Records of labeled boxes:
-- -- --

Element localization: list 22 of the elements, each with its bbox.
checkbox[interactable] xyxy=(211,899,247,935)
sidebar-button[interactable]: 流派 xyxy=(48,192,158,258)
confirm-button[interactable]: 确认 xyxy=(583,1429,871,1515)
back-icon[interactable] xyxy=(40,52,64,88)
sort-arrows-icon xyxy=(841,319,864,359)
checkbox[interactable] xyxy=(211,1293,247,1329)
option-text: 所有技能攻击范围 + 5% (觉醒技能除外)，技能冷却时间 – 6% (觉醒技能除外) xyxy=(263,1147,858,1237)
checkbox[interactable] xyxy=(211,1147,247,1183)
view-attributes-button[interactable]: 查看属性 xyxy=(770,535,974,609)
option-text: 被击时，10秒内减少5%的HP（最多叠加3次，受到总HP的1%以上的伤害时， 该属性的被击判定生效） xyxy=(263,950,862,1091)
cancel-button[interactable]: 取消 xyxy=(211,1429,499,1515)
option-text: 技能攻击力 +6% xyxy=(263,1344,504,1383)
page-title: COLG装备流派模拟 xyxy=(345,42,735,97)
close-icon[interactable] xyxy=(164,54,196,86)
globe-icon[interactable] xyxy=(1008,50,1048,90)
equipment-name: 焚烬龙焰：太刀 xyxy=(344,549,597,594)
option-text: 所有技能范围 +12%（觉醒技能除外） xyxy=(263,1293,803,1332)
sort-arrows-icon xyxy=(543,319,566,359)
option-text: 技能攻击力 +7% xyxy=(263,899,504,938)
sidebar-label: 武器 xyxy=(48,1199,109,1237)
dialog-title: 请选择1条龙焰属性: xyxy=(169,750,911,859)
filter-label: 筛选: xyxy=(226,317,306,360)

-- -- --

What this task involves: Convert every line of the material above into a Markdown table with the columns "Number" and "Text". Put the row number in the first column and the full line in the second, and leave out any blank lines.

Output for this exercise:
| Number | Text |
|---|---|
| 1 | Element localization: list 22 of the elements, each with its bbox. |
| 2 | checkbox[interactable] xyxy=(211,899,247,935) |
| 3 | sidebar-button[interactable]: 流派 xyxy=(48,192,158,258) |
| 4 | confirm-button[interactable]: 确认 xyxy=(583,1429,871,1515) |
| 5 | back-icon[interactable] xyxy=(40,52,64,88) |
| 6 | sort-arrows-icon xyxy=(841,319,864,359) |
| 7 | checkbox[interactable] xyxy=(211,1293,247,1329) |
| 8 | option-text: 所有技能攻击范围 + 5% (觉醒技能除外)，技能冷却时间 – 6% (觉醒技能除外) xyxy=(263,1147,858,1237) |
| 9 | checkbox[interactable] xyxy=(211,1147,247,1183) |
| 10 | view-attributes-button[interactable]: 查看属性 xyxy=(770,535,974,609) |
| 11 | option-text: 被击时，10秒内减少5%的HP（最多叠加3次，受到总HP的1%以上的伤害时， 该属性的被击判定生效） xyxy=(263,950,862,1091) |
| 12 | cancel-button[interactable]: 取消 xyxy=(211,1429,499,1515) |
| 13 | option-text: 技能攻击力 +6% xyxy=(263,1344,504,1383) |
| 14 | page-title: COLG装备流派模拟 xyxy=(345,42,735,97) |
| 15 | close-icon[interactable] xyxy=(164,54,196,86) |
| 16 | globe-icon[interactable] xyxy=(1008,50,1048,90) |
| 17 | equipment-name: 焚烬龙焰：太刀 xyxy=(344,549,597,594) |
| 18 | option-text: 所有技能范围 +12%（觉醒技能除外） xyxy=(263,1293,803,1332) |
| 19 | sort-arrows-icon xyxy=(543,319,566,359) |
| 20 | option-text: 技能攻击力 +7% xyxy=(263,899,504,938) |
| 21 | sidebar-label: 武器 xyxy=(48,1199,109,1237) |
| 22 | dialog-title: 请选择1条龙焰属性: xyxy=(169,750,911,859) |
| 23 | filter-label: 筛选: xyxy=(226,317,306,360) |